→ **STATED TASK**
Repeat every record exactly, but keep images out of the copy.

→ **INFORMATION PROVIDED**
>> begin

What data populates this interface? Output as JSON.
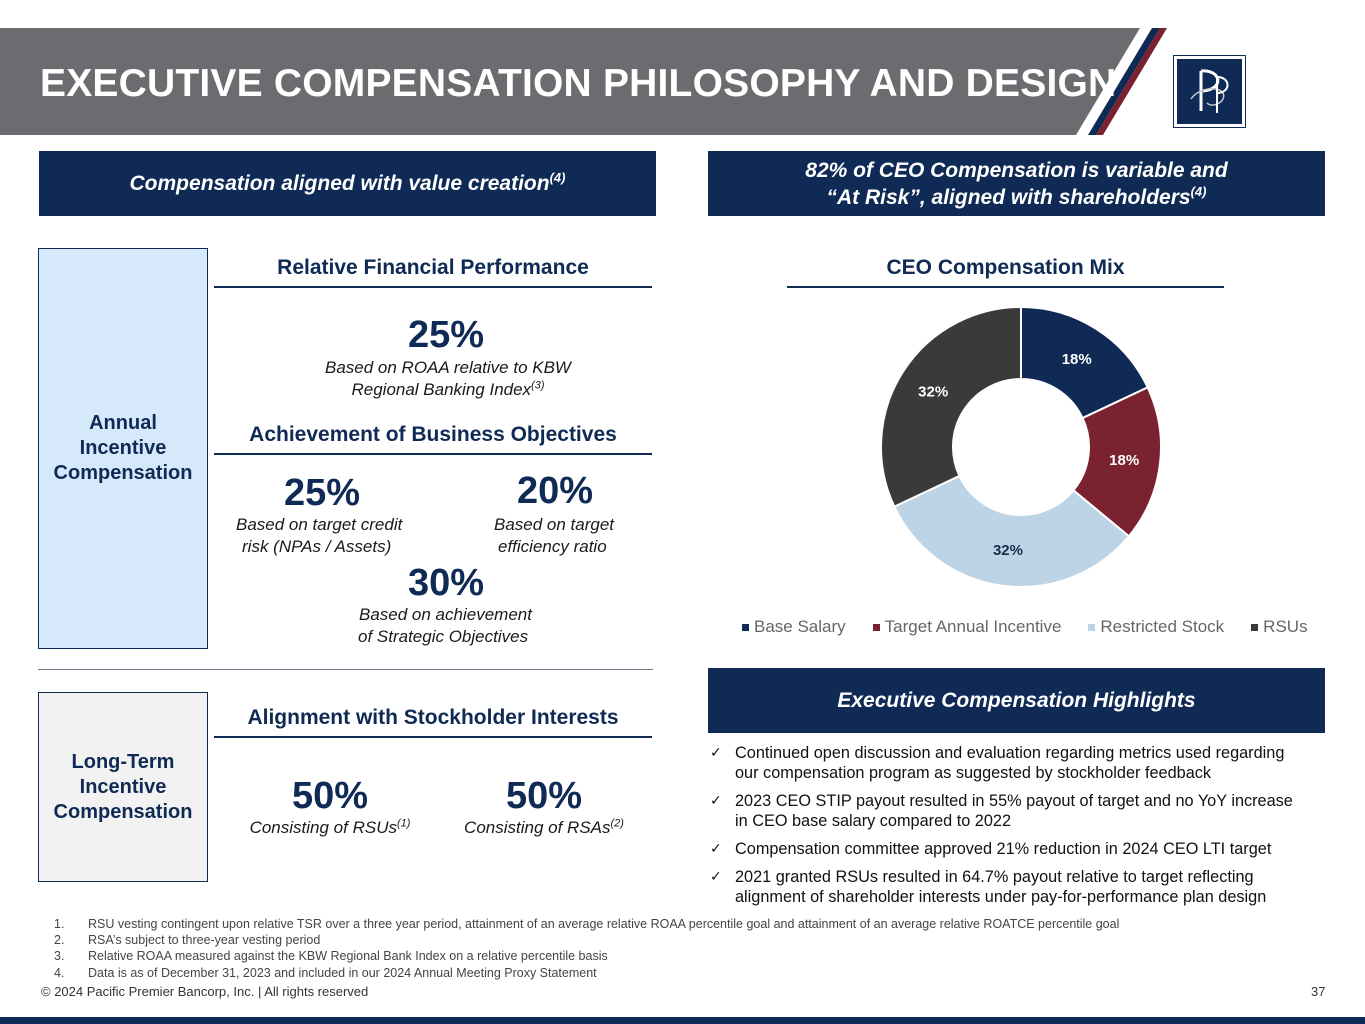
{
  "header": {
    "title": "EXECUTIVE COMPENSATION PHILOSOPHY AND DESIGN",
    "logo_icon": "pacific-premier-logo-icon"
  },
  "left_banner": {
    "text": "Compensation aligned with value creation",
    "sup": "(4)"
  },
  "right_banner": {
    "line1": "82% of CEO Compensation is variable and",
    "line2": "“At Risk”, aligned with shareholders",
    "sup": "(4)"
  },
  "annual": {
    "label_lines": [
      "Annual",
      "Incentive",
      "Compensation"
    ],
    "relative_heading": "Relative Financial Performance",
    "roaa": {
      "pct": "25%",
      "line1": "Based on ROAA relative to KBW",
      "line2": "Regional Banking Index",
      "sup": "(3)"
    },
    "objectives_heading": "Achievement of Business Objectives",
    "credit": {
      "pct": "25%",
      "line1": "Based on target credit",
      "line2": "risk (NPAs / Assets)"
    },
    "efficiency": {
      "pct": "20%",
      "line1": "Based on target",
      "line2": "efficiency ratio"
    },
    "strategic": {
      "pct": "30%",
      "line1": "Based on achievement",
      "line2": "of Strategic Objectives"
    }
  },
  "longterm": {
    "label_lines": [
      "Long-Term",
      "Incentive",
      "Compensation"
    ],
    "heading": "Alignment with Stockholder Interests",
    "rsu": {
      "pct": "50%",
      "desc": "Consisting of RSUs",
      "sup": "(1)"
    },
    "rsa": {
      "pct": "50%",
      "desc": "Consisting of RSAs",
      "sup": "(2)"
    }
  },
  "chart_data": {
    "type": "pie",
    "title": "CEO Compensation Mix",
    "categories": [
      "Base Salary",
      "Target Annual Incentive",
      "Restricted Stock",
      "RSUs"
    ],
    "values": [
      18,
      18,
      32,
      32
    ],
    "labels": [
      "18%",
      "18%",
      "32%",
      "32%"
    ],
    "colors": [
      "#0f2a55",
      "#7b2230",
      "#bcd4e6",
      "#3a3a3a"
    ],
    "label_colors": [
      "#ffffff",
      "#ffffff",
      "#1c2b4a",
      "#ffffff"
    ],
    "donut": true,
    "legend_position": "bottom"
  },
  "highlights": {
    "heading": "Executive Compensation Highlights",
    "check_icon": "checkmark-icon",
    "items": [
      {
        "line1": "Continued open discussion and evaluation regarding metrics used regarding",
        "line2": "our compensation program as suggested by stockholder feedback"
      },
      {
        "line1": "2023 CEO STIP payout resulted in 55% payout of target and no YoY increase",
        "line2": "in CEO base salary compared to 2022"
      },
      {
        "line1": "Compensation committee approved 21% reduction in 2024 CEO LTI target",
        "line2": ""
      },
      {
        "line1": "2021 granted RSUs resulted in 64.7% payout relative to target reflecting",
        "line2": "alignment of shareholder interests under pay-for-performance plan design"
      }
    ]
  },
  "footnotes": [
    {
      "num": "1.",
      "text": "RSU vesting contingent upon relative TSR over a three year period, attainment of an average relative ROAA percentile goal and attainment of an average relative ROATCE percentile goal"
    },
    {
      "num": "2.",
      "text": "RSA’s subject to three-year vesting period"
    },
    {
      "num": "3.",
      "text": "Relative ROAA measured against the KBW Regional Bank Index on a relative percentile basis"
    },
    {
      "num": "4.",
      "text": "Data is as of December 31, 2023 and included in our 2024 Annual Meeting Proxy Statement"
    }
  ],
  "footer": {
    "copyright": "© 2024 Pacific Premier Bancorp, Inc. | All rights reserved",
    "page": "37"
  }
}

>> end

→ **RESULT OF THIS EXERCISE**
What data populates this interface? Output as JSON.
{
  "header": {
    "title": "EXECUTIVE COMPENSATION PHILOSOPHY AND DESIGN",
    "logo_icon": "pacific-premier-logo-icon"
  },
  "left_banner": {
    "text": "Compensation aligned with value creation",
    "sup": "(4)"
  },
  "right_banner": {
    "line1": "82% of CEO Compensation is variable and",
    "line2": "“At Risk”, aligned with shareholders",
    "sup": "(4)"
  },
  "annual": {
    "label_lines": [
      "Annual",
      "Incentive",
      "Compensation"
    ],
    "relative_heading": "Relative Financial Performance",
    "roaa": {
      "pct": "25%",
      "line1": "Based on ROAA relative to KBW",
      "line2": "Regional Banking Index",
      "sup": "(3)"
    },
    "objectives_heading": "Achievement of Business Objectives",
    "credit": {
      "pct": "25%",
      "line1": "Based on target credit",
      "line2": "risk (NPAs / Assets)"
    },
    "efficiency": {
      "pct": "20%",
      "line1": "Based on target",
      "line2": "efficiency ratio"
    },
    "strategic": {
      "pct": "30%",
      "line1": "Based on achievement",
      "line2": "of Strategic Objectives"
    }
  },
  "longterm": {
    "label_lines": [
      "Long-Term",
      "Incentive",
      "Compensation"
    ],
    "heading": "Alignment with Stockholder Interests",
    "rsu": {
      "pct": "50%",
      "desc": "Consisting of RSUs",
      "sup": "(1)"
    },
    "rsa": {
      "pct": "50%",
      "desc": "Consisting of RSAs",
      "sup": "(2)"
    }
  },
  "chart_data": {
    "type": "pie",
    "title": "CEO Compensation Mix",
    "categories": [
      "Base Salary",
      "Target Annual Incentive",
      "Restricted Stock",
      "RSUs"
    ],
    "values": [
      18,
      18,
      32,
      32
    ],
    "labels": [
      "18%",
      "18%",
      "32%",
      "32%"
    ],
    "colors": [
      "#0f2a55",
      "#7b2230",
      "#bcd4e6",
      "#3a3a3a"
    ],
    "label_colors": [
      "#ffffff",
      "#ffffff",
      "#1c2b4a",
      "#ffffff"
    ],
    "donut": true,
    "legend_position": "bottom"
  },
  "highlights": {
    "heading": "Executive Compensation Highlights",
    "check_icon": "checkmark-icon",
    "items": [
      {
        "line1": "Continued open discussion and evaluation regarding metrics used regarding",
        "line2": "our compensation program as suggested by stockholder feedback"
      },
      {
        "line1": "2023 CEO STIP payout resulted in 55% payout of target and no YoY increase",
        "line2": "in CEO base salary compared to 2022"
      },
      {
        "line1": "Compensation committee approved 21% reduction in 2024 CEO LTI target",
        "line2": ""
      },
      {
        "line1": "2021 granted RSUs resulted in 64.7% payout relative to target reflecting",
        "line2": "alignment of shareholder interests under pay-for-performance plan design"
      }
    ]
  },
  "footnotes": [
    {
      "num": "1.",
      "text": "RSU vesting contingent upon relative TSR over a three year period, attainment of an average relative ROAA percentile goal and attainment of an average relative ROATCE percentile goal"
    },
    {
      "num": "2.",
      "text": "RSA’s subject to three-year vesting period"
    },
    {
      "num": "3.",
      "text": "Relative ROAA measured against the KBW Regional Bank Index on a relative percentile basis"
    },
    {
      "num": "4.",
      "text": "Data is as of December 31, 2023 and included in our 2024 Annual Meeting Proxy Statement"
    }
  ],
  "footer": {
    "copyright": "© 2024 Pacific Premier Bancorp, Inc. | All rights reserved",
    "page": "37"
  }
}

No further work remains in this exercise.